--- Objectif ---
D'après la fiche ci-dessous sur les frais d'obsèques, pourquoi un corps doit-il impérativement être enseveli ou crématisé ? Répondez en une à trois phrases, s'il vous plaît.

Cette fiche n° 6476 est issue du service documentaire "Pratique des opérations funéraires" des Éditions WEKA, dirigé par Marie-Christine Monfort, cheffe de service des crématoriums de la Métropole Européenne de Lille. Mis à jour en permanence, ce service offre une veille juridique et réglementaire et des conseils opérationnels pour tous les professionnels pratiquant le droit funéraire.
Si le Code Général des Collectivités Territoriales (CGCT) fait peser sur la commune l’obligation de pourvoir d’urgence à ce que toute personne décédée soit ensevelie et inhumée décemment sans distinction de culte ni de croyance (art. L. 2213-7), la prise en charge financière de ces funérailles n’est clairement prévue que dans le cas où le défunt était dépourvu de ressources suffisantes, personnes pour lesquelles le service est gratuit (art. L. 2223-27).
Quelle procédure mettre alors en œuvre dans le cas où le défunt, sans famille connue, n’a pris aucune disposition pour régler ses funérailles ? Comment la commune, dans l’hypothèse d’un actif successoral suffisant, peut-elle obtenir le remboursement des frais engagés ? À quelle hauteur ?
Quelles sont les situations rencontrées ?
Le législateur a disposé que la commune devait prendre en charge l’organisation des funérailles des personnes décédées sur son territoire en l’absence de personnes habilitées à le faire. Cette obligation s’inscrit dans les pouvoirs de police dont est détenteur le maire, garant du maintien de la salubrité, puisqu’un corps doit impérativement être soit enseveli, soit crématisé, en raison des problèmes d’hygiène rapidement posés par sa dégradation.
Deux situations peuvent alors se présenter :
- le défunt n’avait pas de famille, mais dispose d’un actif successoral permettant le financement des obsèques ;
- le défunt ne dispose pas d’actif successoral suffisant et sa famille est retrouvée après les funérailles.
Les frais d’obsèques sont prélevés en priorité sur les biens de la succession. Si l’actif successoral est insuffisant, ils sont assimilés à une dette alimentaire et les descendants et les ascendants du défunt sont tenus au règlement des frais d’obsèques, même s’ils ont renoncé à la succession. Si leurs moyens sont insuffisants, la procédure prévue pour les obsèques des personnes dépourvues de ressources suffisantes doit être mise en œuvre.
La participation de chacun est calculée au prorata de ses ressources. Les dépenses engagées ne doivent pas être somptuaires, c’est-à-dire d’un montant excessif imputable à des prestations luxueuses. C’est le juge qui statuera en cas de litige entre les obligés alimentaires.

Entrées de données extraites:
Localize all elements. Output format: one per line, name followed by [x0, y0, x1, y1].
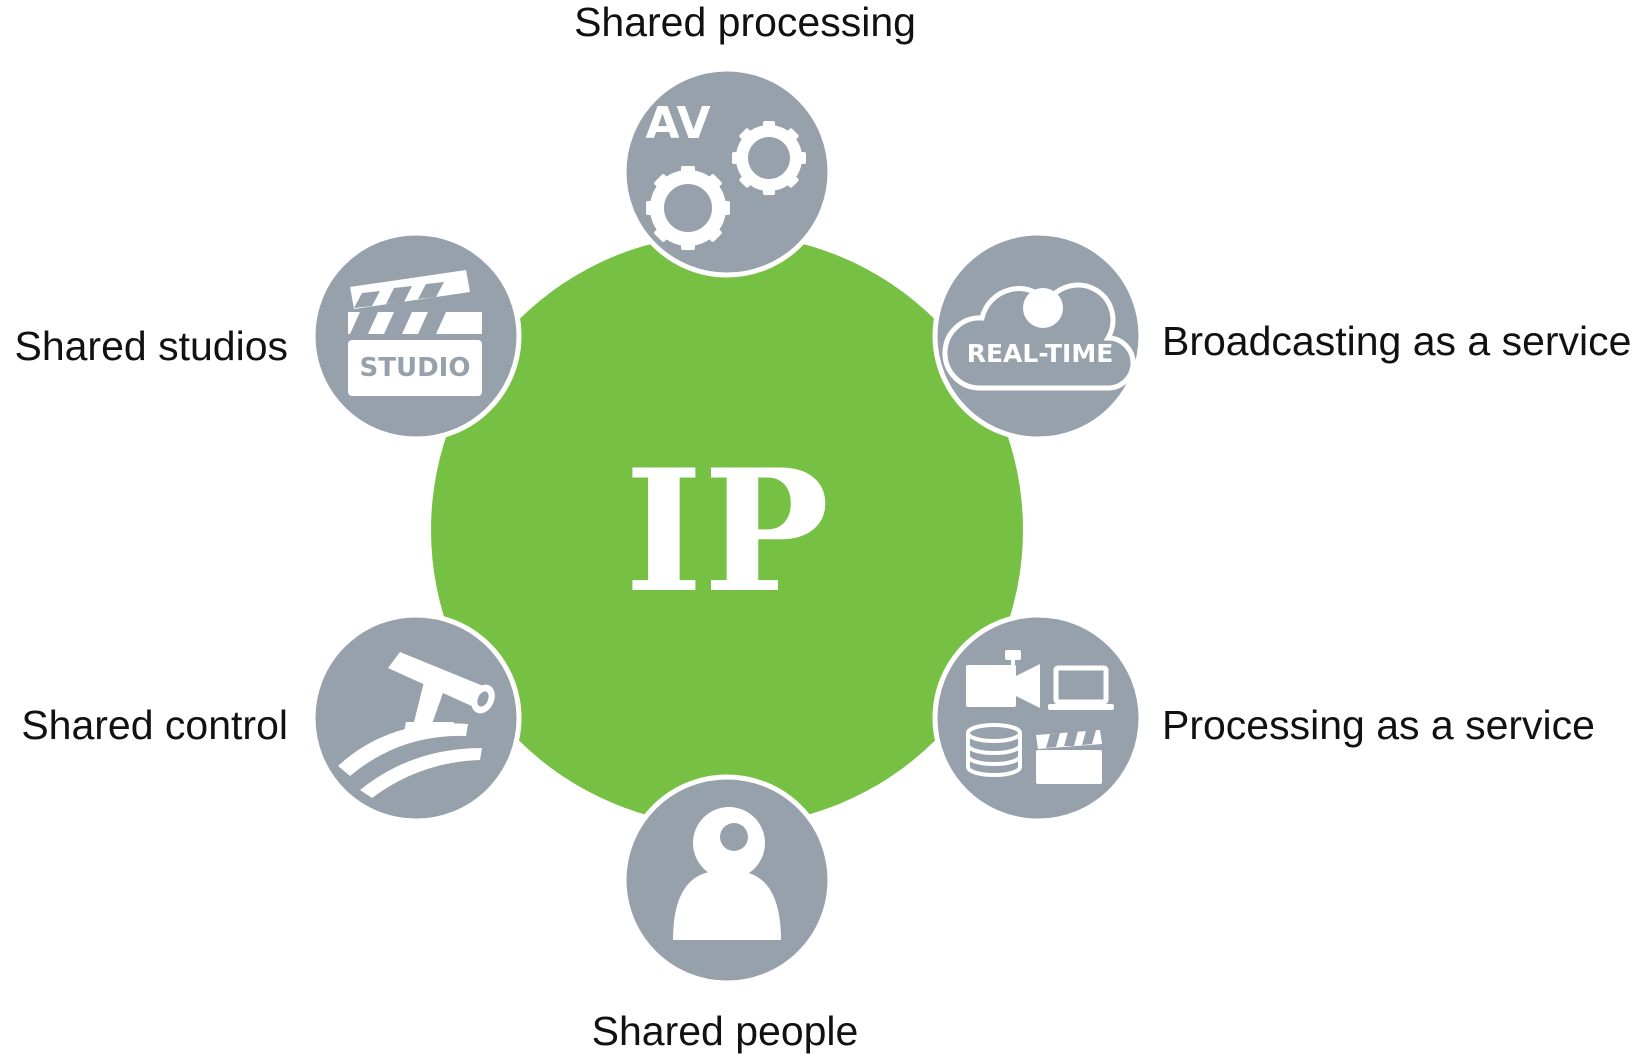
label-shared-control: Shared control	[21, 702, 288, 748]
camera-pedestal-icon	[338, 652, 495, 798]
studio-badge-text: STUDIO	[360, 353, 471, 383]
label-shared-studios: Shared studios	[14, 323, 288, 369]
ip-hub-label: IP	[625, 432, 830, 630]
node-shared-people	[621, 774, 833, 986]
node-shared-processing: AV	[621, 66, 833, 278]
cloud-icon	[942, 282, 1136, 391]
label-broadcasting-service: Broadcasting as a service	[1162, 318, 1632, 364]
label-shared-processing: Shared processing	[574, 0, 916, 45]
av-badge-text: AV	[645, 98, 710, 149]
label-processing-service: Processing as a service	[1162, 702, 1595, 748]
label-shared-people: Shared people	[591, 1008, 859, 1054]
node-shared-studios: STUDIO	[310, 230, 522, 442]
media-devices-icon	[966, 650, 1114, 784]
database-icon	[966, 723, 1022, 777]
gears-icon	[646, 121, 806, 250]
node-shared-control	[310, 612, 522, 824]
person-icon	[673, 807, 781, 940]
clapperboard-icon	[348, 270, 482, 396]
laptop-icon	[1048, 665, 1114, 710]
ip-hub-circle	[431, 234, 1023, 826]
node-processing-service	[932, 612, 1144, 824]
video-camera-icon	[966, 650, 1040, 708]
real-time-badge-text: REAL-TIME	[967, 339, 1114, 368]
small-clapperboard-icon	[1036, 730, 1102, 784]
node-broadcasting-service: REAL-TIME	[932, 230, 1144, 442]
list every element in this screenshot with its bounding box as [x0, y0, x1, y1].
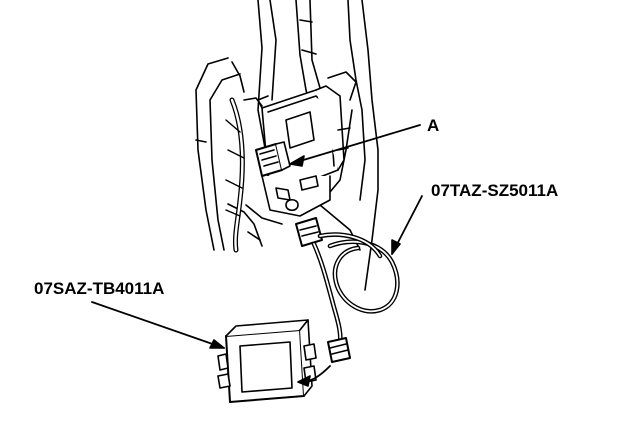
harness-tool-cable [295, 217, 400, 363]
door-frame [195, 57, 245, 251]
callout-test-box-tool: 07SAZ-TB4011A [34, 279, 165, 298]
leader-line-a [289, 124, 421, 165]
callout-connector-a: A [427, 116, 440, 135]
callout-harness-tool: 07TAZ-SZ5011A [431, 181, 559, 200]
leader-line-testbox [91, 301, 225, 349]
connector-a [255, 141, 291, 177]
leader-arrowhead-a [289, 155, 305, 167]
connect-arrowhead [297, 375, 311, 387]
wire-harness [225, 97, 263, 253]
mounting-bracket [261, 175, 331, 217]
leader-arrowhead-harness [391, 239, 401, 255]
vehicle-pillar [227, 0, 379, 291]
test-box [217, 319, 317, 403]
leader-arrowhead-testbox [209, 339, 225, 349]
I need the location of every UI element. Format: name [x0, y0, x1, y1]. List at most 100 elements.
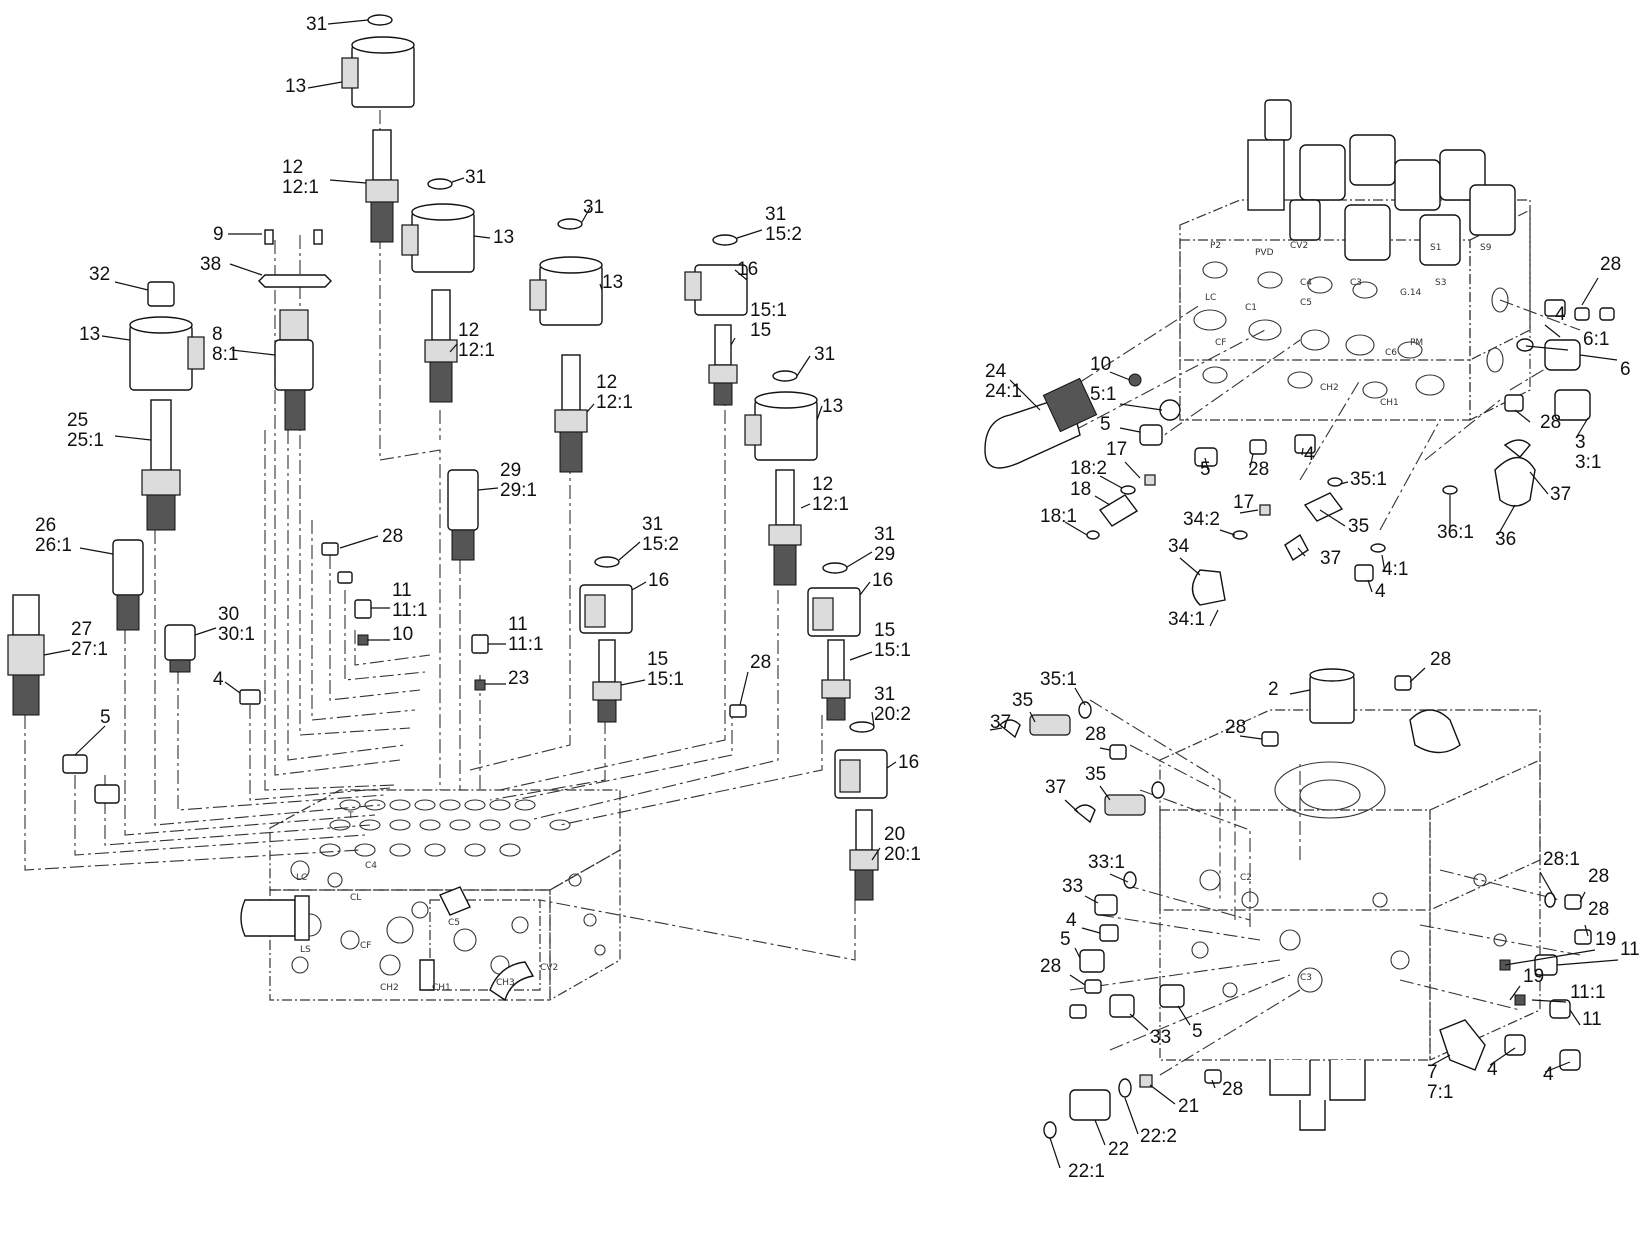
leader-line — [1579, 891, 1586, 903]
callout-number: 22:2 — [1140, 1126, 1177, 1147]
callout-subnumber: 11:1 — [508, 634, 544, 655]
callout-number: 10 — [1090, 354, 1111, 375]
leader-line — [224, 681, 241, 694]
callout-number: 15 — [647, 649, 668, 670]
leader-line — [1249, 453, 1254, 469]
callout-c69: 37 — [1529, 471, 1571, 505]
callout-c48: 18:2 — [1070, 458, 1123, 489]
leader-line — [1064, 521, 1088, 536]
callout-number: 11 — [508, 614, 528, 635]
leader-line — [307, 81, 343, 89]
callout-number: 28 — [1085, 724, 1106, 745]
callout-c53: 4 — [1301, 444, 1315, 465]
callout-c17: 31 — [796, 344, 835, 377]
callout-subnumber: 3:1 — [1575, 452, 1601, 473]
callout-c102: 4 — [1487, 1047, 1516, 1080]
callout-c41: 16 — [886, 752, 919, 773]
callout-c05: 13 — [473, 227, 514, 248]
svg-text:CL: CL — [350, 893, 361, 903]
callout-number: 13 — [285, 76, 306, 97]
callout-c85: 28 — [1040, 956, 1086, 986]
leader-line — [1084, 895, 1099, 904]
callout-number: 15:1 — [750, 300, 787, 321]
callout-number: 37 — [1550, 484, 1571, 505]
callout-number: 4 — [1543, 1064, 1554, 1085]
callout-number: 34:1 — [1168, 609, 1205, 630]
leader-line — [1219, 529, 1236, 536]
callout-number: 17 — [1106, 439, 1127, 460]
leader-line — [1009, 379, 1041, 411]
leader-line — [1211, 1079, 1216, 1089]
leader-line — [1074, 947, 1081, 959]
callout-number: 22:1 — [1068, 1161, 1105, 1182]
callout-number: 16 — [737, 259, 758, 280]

--- Réponse ---
Un corps doit impérativement être enseveli ou crématisé en raison des problèmes d'hygiène que pose rapidement sa dégradation. C'est ce qui rattache l'obligation faite à la commune d'organiser ces funérailles aux pouvoirs de police du maire, garant du maintien de la salubrité.